## EXERCISE BRIEF
In your copy, reproduce each entry exactly and include no picture.

## RECORD EXTRACTS
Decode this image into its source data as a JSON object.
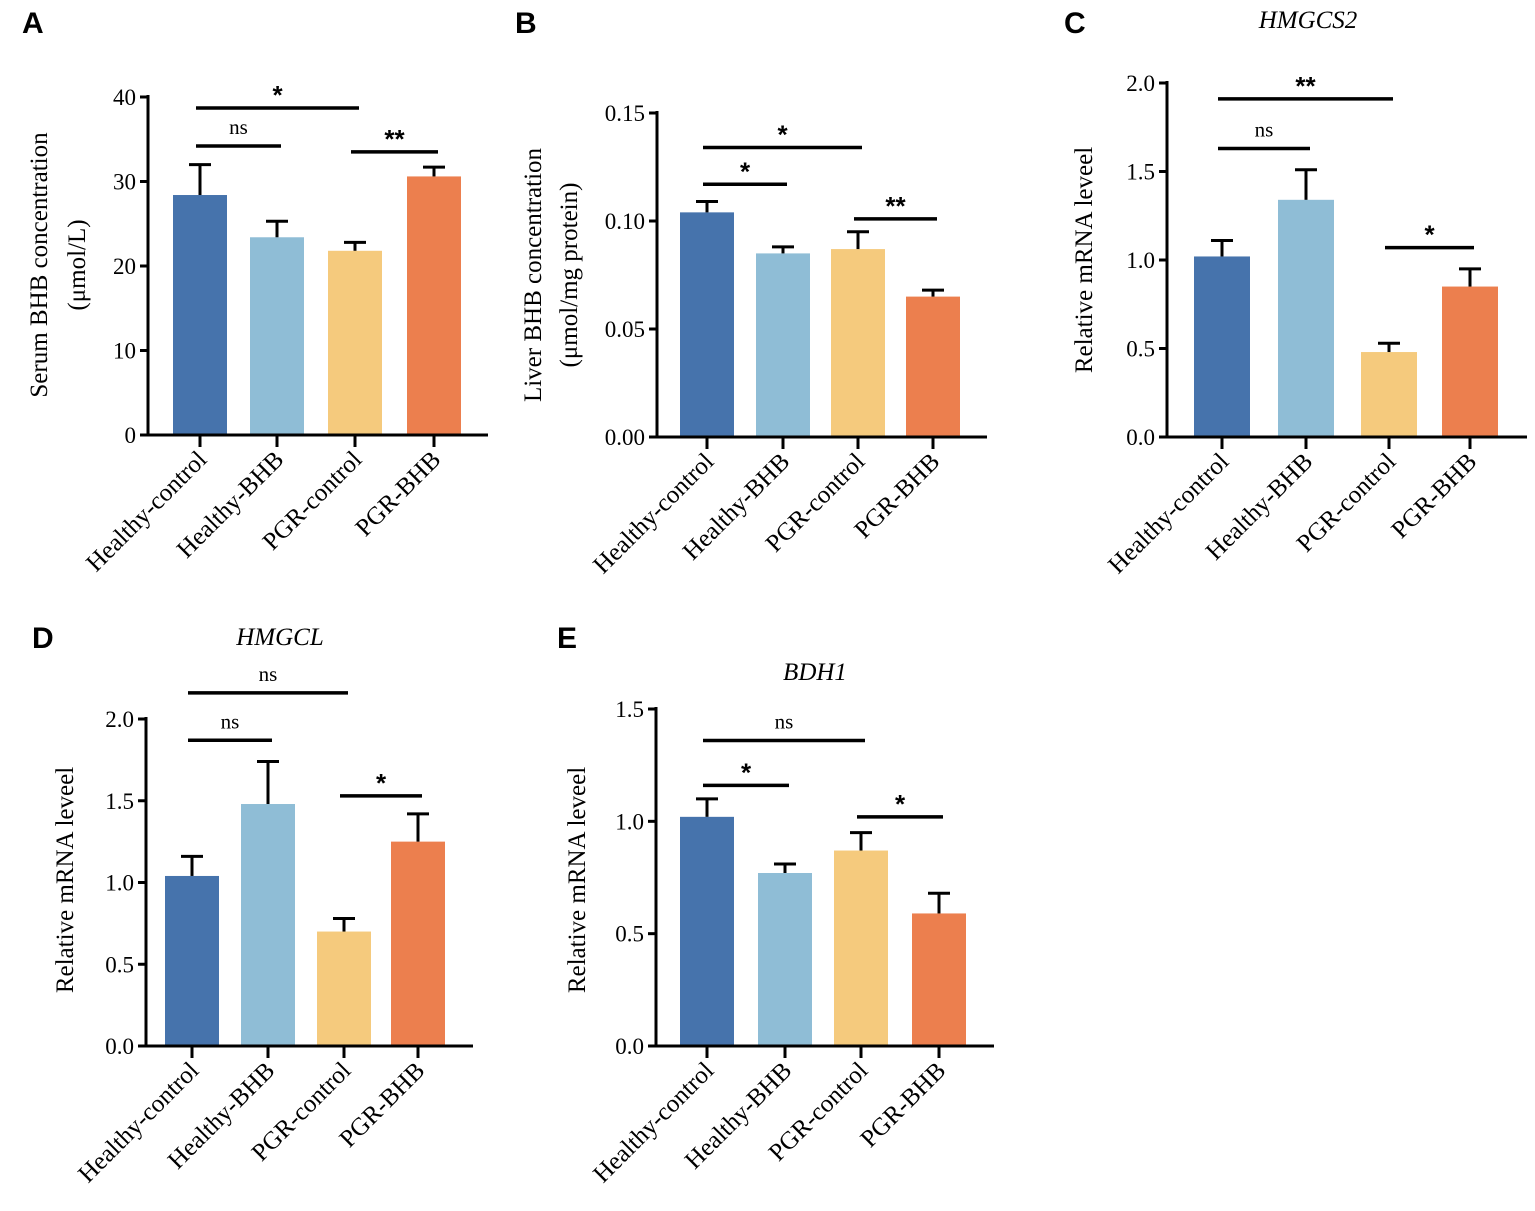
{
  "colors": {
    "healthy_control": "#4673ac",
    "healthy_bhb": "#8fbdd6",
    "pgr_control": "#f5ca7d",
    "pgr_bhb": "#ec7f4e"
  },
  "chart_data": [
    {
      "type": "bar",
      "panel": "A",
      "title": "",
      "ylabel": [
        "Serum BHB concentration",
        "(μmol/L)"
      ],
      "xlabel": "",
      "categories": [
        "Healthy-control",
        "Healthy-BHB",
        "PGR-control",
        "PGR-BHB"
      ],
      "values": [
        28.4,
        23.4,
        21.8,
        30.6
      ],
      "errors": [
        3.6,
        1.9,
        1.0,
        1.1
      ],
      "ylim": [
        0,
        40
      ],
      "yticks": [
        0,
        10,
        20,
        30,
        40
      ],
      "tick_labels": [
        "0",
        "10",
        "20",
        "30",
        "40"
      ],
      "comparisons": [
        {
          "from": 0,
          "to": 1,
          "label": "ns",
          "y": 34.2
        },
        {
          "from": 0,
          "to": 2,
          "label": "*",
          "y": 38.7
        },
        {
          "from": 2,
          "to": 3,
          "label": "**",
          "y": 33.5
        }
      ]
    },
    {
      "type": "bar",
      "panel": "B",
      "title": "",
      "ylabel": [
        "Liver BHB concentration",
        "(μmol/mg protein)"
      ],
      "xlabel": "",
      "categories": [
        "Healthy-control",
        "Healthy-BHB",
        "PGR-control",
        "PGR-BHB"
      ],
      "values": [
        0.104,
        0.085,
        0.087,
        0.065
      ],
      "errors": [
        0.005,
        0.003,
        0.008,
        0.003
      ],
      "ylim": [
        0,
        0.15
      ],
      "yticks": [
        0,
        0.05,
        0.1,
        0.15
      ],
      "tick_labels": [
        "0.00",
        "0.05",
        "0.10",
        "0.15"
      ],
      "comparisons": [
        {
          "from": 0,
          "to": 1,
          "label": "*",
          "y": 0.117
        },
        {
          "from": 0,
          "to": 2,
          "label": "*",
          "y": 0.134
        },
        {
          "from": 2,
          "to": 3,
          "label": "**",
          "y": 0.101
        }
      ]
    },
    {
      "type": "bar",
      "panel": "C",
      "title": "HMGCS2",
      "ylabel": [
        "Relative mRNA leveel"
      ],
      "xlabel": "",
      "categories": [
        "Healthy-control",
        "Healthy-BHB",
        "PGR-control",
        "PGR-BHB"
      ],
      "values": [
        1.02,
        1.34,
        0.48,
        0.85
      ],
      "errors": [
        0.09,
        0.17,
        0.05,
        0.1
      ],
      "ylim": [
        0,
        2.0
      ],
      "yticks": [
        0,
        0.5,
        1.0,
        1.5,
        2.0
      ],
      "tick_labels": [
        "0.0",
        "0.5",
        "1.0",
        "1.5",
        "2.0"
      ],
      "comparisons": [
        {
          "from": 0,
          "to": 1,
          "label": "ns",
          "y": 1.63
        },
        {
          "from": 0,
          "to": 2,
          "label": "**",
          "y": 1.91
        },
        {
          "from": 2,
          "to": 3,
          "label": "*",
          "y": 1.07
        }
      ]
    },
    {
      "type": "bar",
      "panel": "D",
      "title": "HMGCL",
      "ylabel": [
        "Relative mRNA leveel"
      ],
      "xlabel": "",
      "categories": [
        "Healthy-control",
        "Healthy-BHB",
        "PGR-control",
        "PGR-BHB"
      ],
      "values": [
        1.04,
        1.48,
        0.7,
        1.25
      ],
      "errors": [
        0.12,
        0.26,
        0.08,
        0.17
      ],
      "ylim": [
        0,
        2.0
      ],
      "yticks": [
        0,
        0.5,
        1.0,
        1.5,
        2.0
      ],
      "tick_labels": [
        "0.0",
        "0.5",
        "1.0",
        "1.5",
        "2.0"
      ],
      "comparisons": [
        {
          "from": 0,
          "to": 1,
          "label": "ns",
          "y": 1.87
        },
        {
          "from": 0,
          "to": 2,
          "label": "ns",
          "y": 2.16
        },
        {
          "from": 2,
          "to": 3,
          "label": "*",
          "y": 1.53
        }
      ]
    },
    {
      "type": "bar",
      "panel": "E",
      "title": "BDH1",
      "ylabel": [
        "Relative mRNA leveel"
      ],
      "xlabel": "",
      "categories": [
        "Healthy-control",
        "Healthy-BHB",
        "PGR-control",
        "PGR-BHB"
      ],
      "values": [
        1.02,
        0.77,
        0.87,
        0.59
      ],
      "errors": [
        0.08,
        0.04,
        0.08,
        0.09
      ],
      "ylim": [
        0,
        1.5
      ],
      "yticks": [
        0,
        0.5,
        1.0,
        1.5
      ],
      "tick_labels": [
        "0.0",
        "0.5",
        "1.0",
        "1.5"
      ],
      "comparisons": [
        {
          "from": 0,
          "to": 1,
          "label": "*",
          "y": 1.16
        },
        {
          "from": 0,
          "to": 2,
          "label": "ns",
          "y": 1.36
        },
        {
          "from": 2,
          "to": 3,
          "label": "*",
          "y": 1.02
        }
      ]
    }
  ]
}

## RESPONSE TO THIS TASK
Decode this image into its source data as a JSON object.
{
  "colors": {
    "healthy_control": "#4673ac",
    "healthy_bhb": "#8fbdd6",
    "pgr_control": "#f5ca7d",
    "pgr_bhb": "#ec7f4e"
  },
  "chart_data": [
    {
      "type": "bar",
      "panel": "A",
      "title": "",
      "ylabel": [
        "Serum BHB concentration",
        "(μmol/L)"
      ],
      "xlabel": "",
      "categories": [
        "Healthy-control",
        "Healthy-BHB",
        "PGR-control",
        "PGR-BHB"
      ],
      "values": [
        28.4,
        23.4,
        21.8,
        30.6
      ],
      "errors": [
        3.6,
        1.9,
        1.0,
        1.1
      ],
      "ylim": [
        0,
        40
      ],
      "yticks": [
        0,
        10,
        20,
        30,
        40
      ],
      "tick_labels": [
        "0",
        "10",
        "20",
        "30",
        "40"
      ],
      "comparisons": [
        {
          "from": 0,
          "to": 1,
          "label": "ns",
          "y": 34.2
        },
        {
          "from": 0,
          "to": 2,
          "label": "*",
          "y": 38.7
        },
        {
          "from": 2,
          "to": 3,
          "label": "**",
          "y": 33.5
        }
      ]
    },
    {
      "type": "bar",
      "panel": "B",
      "title": "",
      "ylabel": [
        "Liver BHB concentration",
        "(μmol/mg protein)"
      ],
      "xlabel": "",
      "categories": [
        "Healthy-control",
        "Healthy-BHB",
        "PGR-control",
        "PGR-BHB"
      ],
      "values": [
        0.104,
        0.085,
        0.087,
        0.065
      ],
      "errors": [
        0.005,
        0.003,
        0.008,
        0.003
      ],
      "ylim": [
        0,
        0.15
      ],
      "yticks": [
        0,
        0.05,
        0.1,
        0.15
      ],
      "tick_labels": [
        "0.00",
        "0.05",
        "0.10",
        "0.15"
      ],
      "comparisons": [
        {
          "from": 0,
          "to": 1,
          "label": "*",
          "y": 0.117
        },
        {
          "from": 0,
          "to": 2,
          "label": "*",
          "y": 0.134
        },
        {
          "from": 2,
          "to": 3,
          "label": "**",
          "y": 0.101
        }
      ]
    },
    {
      "type": "bar",
      "panel": "C",
      "title": "HMGCS2",
      "ylabel": [
        "Relative mRNA leveel"
      ],
      "xlabel": "",
      "categories": [
        "Healthy-control",
        "Healthy-BHB",
        "PGR-control",
        "PGR-BHB"
      ],
      "values": [
        1.02,
        1.34,
        0.48,
        0.85
      ],
      "errors": [
        0.09,
        0.17,
        0.05,
        0.1
      ],
      "ylim": [
        0,
        2.0
      ],
      "yticks": [
        0,
        0.5,
        1.0,
        1.5,
        2.0
      ],
      "tick_labels": [
        "0.0",
        "0.5",
        "1.0",
        "1.5",
        "2.0"
      ],
      "comparisons": [
        {
          "from": 0,
          "to": 1,
          "label": "ns",
          "y": 1.63
        },
        {
          "from": 0,
          "to": 2,
          "label": "**",
          "y": 1.91
        },
        {
          "from": 2,
          "to": 3,
          "label": "*",
          "y": 1.07
        }
      ]
    },
    {
      "type": "bar",
      "panel": "D",
      "title": "HMGCL",
      "ylabel": [
        "Relative mRNA leveel"
      ],
      "xlabel": "",
      "categories": [
        "Healthy-control",
        "Healthy-BHB",
        "PGR-control",
        "PGR-BHB"
      ],
      "values": [
        1.04,
        1.48,
        0.7,
        1.25
      ],
      "errors": [
        0.12,
        0.26,
        0.08,
        0.17
      ],
      "ylim": [
        0,
        2.0
      ],
      "yticks": [
        0,
        0.5,
        1.0,
        1.5,
        2.0
      ],
      "tick_labels": [
        "0.0",
        "0.5",
        "1.0",
        "1.5",
        "2.0"
      ],
      "comparisons": [
        {
          "from": 0,
          "to": 1,
          "label": "ns",
          "y": 1.87
        },
        {
          "from": 0,
          "to": 2,
          "label": "ns",
          "y": 2.16
        },
        {
          "from": 2,
          "to": 3,
          "label": "*",
          "y": 1.53
        }
      ]
    },
    {
      "type": "bar",
      "panel": "E",
      "title": "BDH1",
      "ylabel": [
        "Relative mRNA leveel"
      ],
      "xlabel": "",
      "categories": [
        "Healthy-control",
        "Healthy-BHB",
        "PGR-control",
        "PGR-BHB"
      ],
      "values": [
        1.02,
        0.77,
        0.87,
        0.59
      ],
      "errors": [
        0.08,
        0.04,
        0.08,
        0.09
      ],
      "ylim": [
        0,
        1.5
      ],
      "yticks": [
        0,
        0.5,
        1.0,
        1.5
      ],
      "tick_labels": [
        "0.0",
        "0.5",
        "1.0",
        "1.5"
      ],
      "comparisons": [
        {
          "from": 0,
          "to": 1,
          "label": "*",
          "y": 1.16
        },
        {
          "from": 0,
          "to": 2,
          "label": "ns",
          "y": 1.36
        },
        {
          "from": 2,
          "to": 3,
          "label": "*",
          "y": 1.02
        }
      ]
    }
  ]
}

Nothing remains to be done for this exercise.